### RAW DATA
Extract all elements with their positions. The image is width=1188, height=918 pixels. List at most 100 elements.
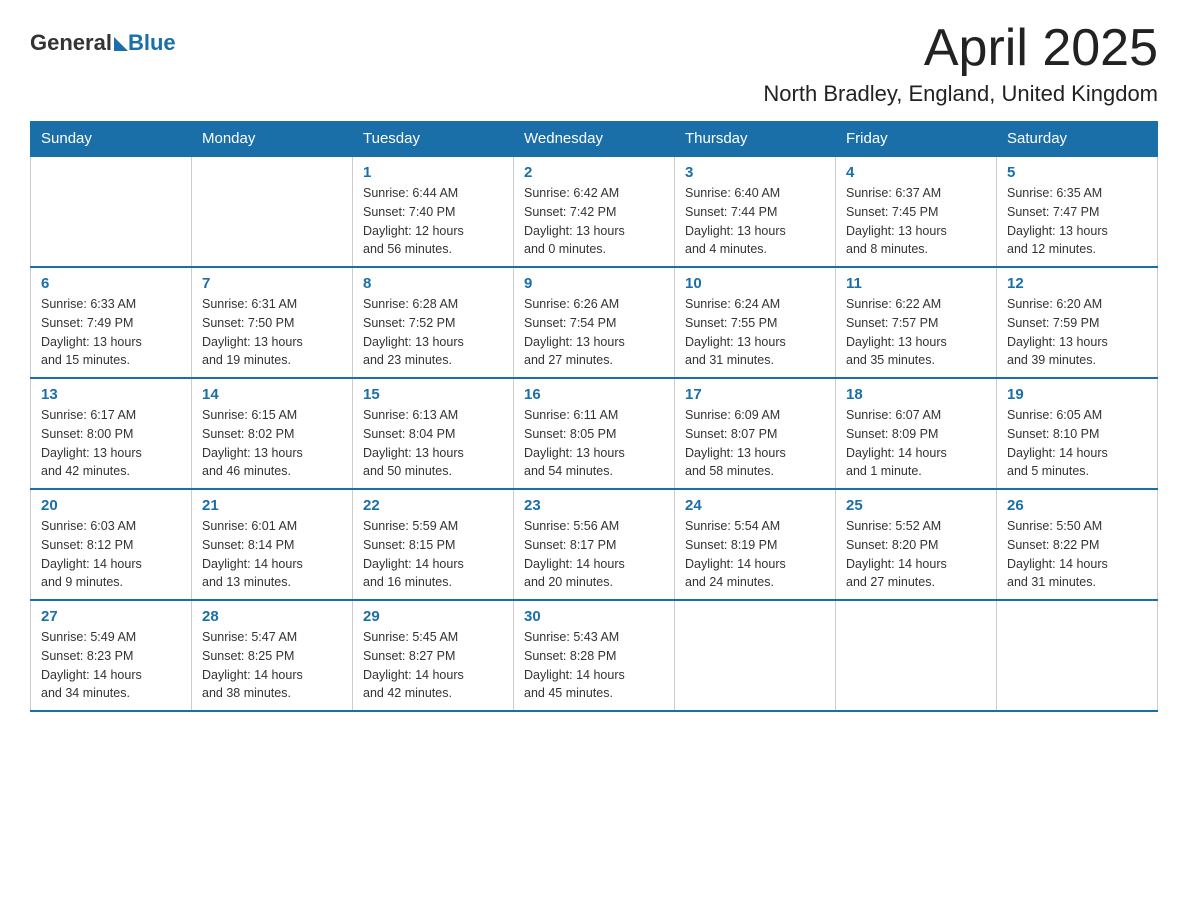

--

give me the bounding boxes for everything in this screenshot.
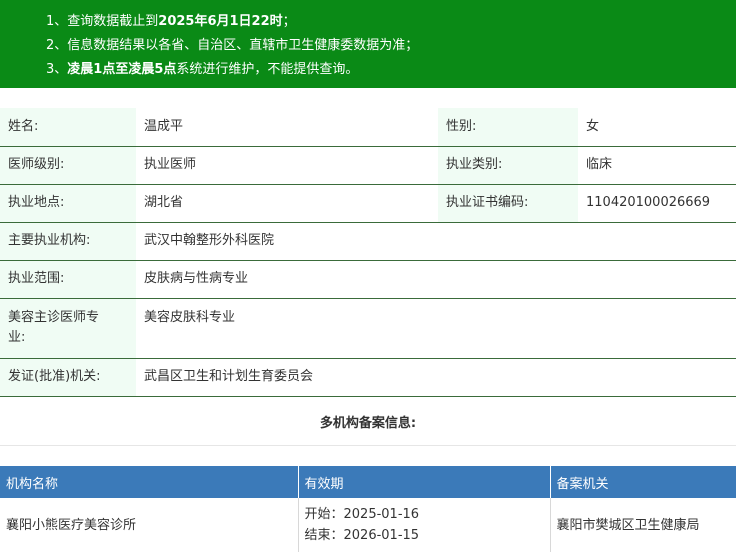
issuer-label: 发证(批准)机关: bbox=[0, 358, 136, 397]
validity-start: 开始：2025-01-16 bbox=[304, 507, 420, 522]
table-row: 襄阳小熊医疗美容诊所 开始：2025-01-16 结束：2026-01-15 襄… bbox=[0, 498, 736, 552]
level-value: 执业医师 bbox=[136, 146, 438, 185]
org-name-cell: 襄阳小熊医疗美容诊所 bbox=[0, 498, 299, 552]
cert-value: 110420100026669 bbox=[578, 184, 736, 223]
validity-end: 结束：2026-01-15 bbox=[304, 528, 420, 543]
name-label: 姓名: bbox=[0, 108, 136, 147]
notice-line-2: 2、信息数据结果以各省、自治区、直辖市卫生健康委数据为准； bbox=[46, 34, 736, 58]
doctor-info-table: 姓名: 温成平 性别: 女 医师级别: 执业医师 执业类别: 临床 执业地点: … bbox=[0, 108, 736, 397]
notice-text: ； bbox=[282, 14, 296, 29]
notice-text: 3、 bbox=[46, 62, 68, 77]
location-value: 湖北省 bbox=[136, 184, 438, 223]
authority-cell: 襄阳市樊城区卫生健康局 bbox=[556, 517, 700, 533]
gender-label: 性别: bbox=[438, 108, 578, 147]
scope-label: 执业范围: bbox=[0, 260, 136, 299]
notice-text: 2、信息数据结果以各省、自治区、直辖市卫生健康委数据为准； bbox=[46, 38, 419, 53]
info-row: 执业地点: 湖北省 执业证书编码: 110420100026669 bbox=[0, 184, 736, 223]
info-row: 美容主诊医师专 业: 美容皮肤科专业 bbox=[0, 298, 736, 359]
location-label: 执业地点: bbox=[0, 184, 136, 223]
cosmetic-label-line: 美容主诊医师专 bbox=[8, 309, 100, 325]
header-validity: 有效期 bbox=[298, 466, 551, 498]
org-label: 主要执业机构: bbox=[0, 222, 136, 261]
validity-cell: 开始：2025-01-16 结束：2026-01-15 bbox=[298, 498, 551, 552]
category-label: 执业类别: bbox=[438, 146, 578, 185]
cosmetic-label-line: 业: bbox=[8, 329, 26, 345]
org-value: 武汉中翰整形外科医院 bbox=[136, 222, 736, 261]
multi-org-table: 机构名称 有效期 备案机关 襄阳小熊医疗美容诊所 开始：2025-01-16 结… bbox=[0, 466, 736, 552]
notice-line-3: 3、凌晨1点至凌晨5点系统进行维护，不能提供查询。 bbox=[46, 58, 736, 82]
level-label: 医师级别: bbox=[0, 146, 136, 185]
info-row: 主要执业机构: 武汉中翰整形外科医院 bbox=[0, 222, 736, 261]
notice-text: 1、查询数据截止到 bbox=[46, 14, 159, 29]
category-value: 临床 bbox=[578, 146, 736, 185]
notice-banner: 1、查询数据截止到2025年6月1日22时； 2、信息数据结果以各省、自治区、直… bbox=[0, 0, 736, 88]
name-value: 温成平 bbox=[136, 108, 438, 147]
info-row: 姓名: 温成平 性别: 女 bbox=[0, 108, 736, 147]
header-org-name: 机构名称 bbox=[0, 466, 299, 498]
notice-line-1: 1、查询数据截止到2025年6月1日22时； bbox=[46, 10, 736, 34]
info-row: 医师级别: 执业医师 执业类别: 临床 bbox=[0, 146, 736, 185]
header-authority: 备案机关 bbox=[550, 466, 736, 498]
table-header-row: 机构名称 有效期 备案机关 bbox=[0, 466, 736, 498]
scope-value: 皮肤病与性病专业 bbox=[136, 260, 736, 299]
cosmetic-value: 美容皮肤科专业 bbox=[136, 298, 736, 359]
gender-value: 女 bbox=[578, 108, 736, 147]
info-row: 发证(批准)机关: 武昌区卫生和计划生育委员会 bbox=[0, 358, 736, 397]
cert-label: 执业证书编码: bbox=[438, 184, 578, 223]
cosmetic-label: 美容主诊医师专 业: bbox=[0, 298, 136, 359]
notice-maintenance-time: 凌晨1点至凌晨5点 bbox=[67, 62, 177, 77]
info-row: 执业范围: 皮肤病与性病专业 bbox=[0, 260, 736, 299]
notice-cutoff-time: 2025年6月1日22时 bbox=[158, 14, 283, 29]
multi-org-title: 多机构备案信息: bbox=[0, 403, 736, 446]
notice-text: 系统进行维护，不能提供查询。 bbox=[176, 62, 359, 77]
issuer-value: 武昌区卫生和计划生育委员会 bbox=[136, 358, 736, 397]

### WHAT THIS TASK INVOLVES
Pull out every line of the records that contains the string "武昌区卫生和计划生育委员会". Case counts.

### RESPONSE TO THIS TASK
info-row: 发证(批准)机关: 武昌区卫生和计划生育委员会 bbox=[0, 358, 736, 397]
issuer-value: 武昌区卫生和计划生育委员会 bbox=[136, 358, 736, 397]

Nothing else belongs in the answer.